#### Исходный текст
>>>>>

Левитан | страница 39
Художник посмотрел этюды хозяйки салона, нашел, что она не лишена дарования. Софья Петровна мечтала поучиться живописи у такого интересного пейзажиста, каким уже был Левитан.
Она спросила довольно робко, не согласится ли художник хоть изредка направлять ее занятия живописью. Левитан не смог отказать ей. А осенью Софья Петровна попросилась поехать с ним и Степановым на этюды в Саввинскую слободу.
Так Кувшинникова вступила в братство художников и старалась не отставать хотя бы в трудолюбии от молодых пейзажистов.
Чехов, чуткий к переменам настроений друга, в письме к Киселевой характеризовал его метко и коротко: «Левитан закружился в вихре». Это сразу обнимало все изменения в жизни молодого художника: и успех его в обществе, и хвалу его кисти, и, наконец, появление ученицы. Немногословен был Чехов и во внешней характеристике Левитана:
«Едва я кончил письмо, как звякнул звонок и… я увидел гениального Левитана. Жульническая шапочка, франтовской костюм, истощенный вид… Был он два раза на «Аиде», раз на «Русалке», заказал рамы, почти продал этюды… говорит, что тоска, тоска и тоска».

<<<<<

#### Фрагменты записей
>>>>>

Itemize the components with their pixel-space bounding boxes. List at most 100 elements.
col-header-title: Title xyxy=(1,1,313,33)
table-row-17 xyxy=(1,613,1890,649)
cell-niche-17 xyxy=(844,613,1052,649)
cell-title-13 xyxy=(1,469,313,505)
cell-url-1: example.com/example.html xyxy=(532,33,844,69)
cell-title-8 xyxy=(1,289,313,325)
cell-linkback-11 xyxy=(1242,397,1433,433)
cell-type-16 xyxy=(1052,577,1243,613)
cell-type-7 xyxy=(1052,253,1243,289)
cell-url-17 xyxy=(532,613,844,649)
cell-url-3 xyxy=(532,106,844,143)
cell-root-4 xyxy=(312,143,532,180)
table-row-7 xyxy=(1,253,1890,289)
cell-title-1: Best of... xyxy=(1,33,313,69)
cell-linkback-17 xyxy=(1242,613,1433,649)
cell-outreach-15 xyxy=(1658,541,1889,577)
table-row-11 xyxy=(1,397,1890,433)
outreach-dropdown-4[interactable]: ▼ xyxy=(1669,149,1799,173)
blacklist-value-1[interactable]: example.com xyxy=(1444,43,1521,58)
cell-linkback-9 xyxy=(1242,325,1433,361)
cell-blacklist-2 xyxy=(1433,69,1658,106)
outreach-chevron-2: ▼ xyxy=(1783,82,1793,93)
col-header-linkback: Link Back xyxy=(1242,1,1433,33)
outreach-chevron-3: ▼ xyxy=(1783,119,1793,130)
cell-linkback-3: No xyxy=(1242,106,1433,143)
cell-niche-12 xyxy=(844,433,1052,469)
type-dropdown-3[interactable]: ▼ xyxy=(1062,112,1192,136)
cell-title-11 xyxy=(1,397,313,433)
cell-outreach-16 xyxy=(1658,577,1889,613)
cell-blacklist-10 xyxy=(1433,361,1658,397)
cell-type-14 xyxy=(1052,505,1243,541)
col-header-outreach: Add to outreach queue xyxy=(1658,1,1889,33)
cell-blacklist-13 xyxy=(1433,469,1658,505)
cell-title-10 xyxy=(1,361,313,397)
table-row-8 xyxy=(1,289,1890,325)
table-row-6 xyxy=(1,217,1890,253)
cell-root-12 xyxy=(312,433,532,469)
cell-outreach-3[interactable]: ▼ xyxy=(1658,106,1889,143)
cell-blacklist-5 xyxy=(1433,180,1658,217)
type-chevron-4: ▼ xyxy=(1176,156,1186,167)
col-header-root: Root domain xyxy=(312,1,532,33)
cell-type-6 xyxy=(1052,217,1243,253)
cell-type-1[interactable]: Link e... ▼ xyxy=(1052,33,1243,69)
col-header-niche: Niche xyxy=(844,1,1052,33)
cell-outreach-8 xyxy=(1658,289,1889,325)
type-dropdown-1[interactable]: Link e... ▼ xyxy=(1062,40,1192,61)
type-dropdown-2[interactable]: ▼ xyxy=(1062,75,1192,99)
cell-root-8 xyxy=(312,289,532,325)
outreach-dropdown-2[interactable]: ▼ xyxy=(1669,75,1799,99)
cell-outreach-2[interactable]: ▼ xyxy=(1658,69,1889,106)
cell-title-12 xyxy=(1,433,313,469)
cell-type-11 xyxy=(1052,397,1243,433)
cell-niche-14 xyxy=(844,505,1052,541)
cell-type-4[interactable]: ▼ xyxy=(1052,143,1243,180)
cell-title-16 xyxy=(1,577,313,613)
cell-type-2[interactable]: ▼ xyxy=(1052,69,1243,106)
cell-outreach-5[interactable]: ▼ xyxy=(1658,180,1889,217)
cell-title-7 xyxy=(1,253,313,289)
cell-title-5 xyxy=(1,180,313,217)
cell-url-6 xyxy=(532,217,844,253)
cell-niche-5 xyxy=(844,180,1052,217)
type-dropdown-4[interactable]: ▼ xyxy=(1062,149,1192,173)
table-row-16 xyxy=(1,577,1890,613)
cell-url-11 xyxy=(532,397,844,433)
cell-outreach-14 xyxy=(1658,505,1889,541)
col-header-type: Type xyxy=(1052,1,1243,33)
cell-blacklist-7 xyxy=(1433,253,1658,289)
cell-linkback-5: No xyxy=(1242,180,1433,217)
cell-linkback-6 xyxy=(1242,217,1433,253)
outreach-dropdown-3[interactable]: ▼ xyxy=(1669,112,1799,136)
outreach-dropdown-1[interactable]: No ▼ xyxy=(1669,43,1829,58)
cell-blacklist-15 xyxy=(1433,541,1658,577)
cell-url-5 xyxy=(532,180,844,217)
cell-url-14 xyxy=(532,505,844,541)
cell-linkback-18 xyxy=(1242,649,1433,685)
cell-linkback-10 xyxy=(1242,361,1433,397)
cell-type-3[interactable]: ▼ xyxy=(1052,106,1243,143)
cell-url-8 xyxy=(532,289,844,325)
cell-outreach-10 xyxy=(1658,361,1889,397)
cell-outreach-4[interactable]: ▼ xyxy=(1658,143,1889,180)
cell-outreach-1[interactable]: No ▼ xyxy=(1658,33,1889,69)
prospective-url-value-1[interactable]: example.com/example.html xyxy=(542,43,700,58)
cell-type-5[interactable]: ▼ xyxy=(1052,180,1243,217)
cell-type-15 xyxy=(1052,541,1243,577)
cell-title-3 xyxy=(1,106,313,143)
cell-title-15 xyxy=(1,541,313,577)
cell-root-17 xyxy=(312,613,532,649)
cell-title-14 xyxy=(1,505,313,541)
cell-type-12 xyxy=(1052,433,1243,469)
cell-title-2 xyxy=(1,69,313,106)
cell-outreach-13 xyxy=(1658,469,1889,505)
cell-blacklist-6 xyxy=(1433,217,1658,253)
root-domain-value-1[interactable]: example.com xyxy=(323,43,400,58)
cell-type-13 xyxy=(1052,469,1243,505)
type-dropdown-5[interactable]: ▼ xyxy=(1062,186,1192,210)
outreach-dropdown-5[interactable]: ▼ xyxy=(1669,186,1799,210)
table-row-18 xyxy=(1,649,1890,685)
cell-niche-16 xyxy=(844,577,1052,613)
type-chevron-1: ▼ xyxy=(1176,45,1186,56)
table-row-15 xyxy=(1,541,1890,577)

<<<<<

#### Задание A
Изложите короче абзац текста о Левитане, который начинается словами «Она спросила довольно робко». Основные факты сохраните.
#### Задание B
Куда, согласно тексту о Левитане, Софья Петровна попросилась осенью поехать с художником и Степановым на этюды?
#### Задание C
Воспроизведите дословно фрагмент текста о Левитане, начиная со слов «Левитан | страница» и заканчивая словами «от молодых пейзажистов.».

#### Ответ A
Софья Петровна робко попросила Левитана хоть изредка направлять её занятия живописью, и он не смог ей отказать. Осенью она попросилась поехать с ним и Степановым на этюды в Саввинскую слободу.

#### Ответ B
В Саввинскую слободу.

#### Ответ C
Левитан | страница 39
Художник посмотрел этюды хозяйки салона, нашел, что она не лишена дарования. Софья Петровна мечтала поучиться живописи у такого интересного пейзажиста, каким уже был Левитан.
Она спросила довольно робко, не согласится ли художник хоть изредка направлять ее занятия живописью. Левитан не смог отказать ей. А осенью Софья Петровна попросилась поехать с ним и Степановым на этюды в Саввинскую слободу.
Так Кувшинникова вступила в братство художников и старалась не отставать хотя бы в трудолюбии от молодых пейзажистов.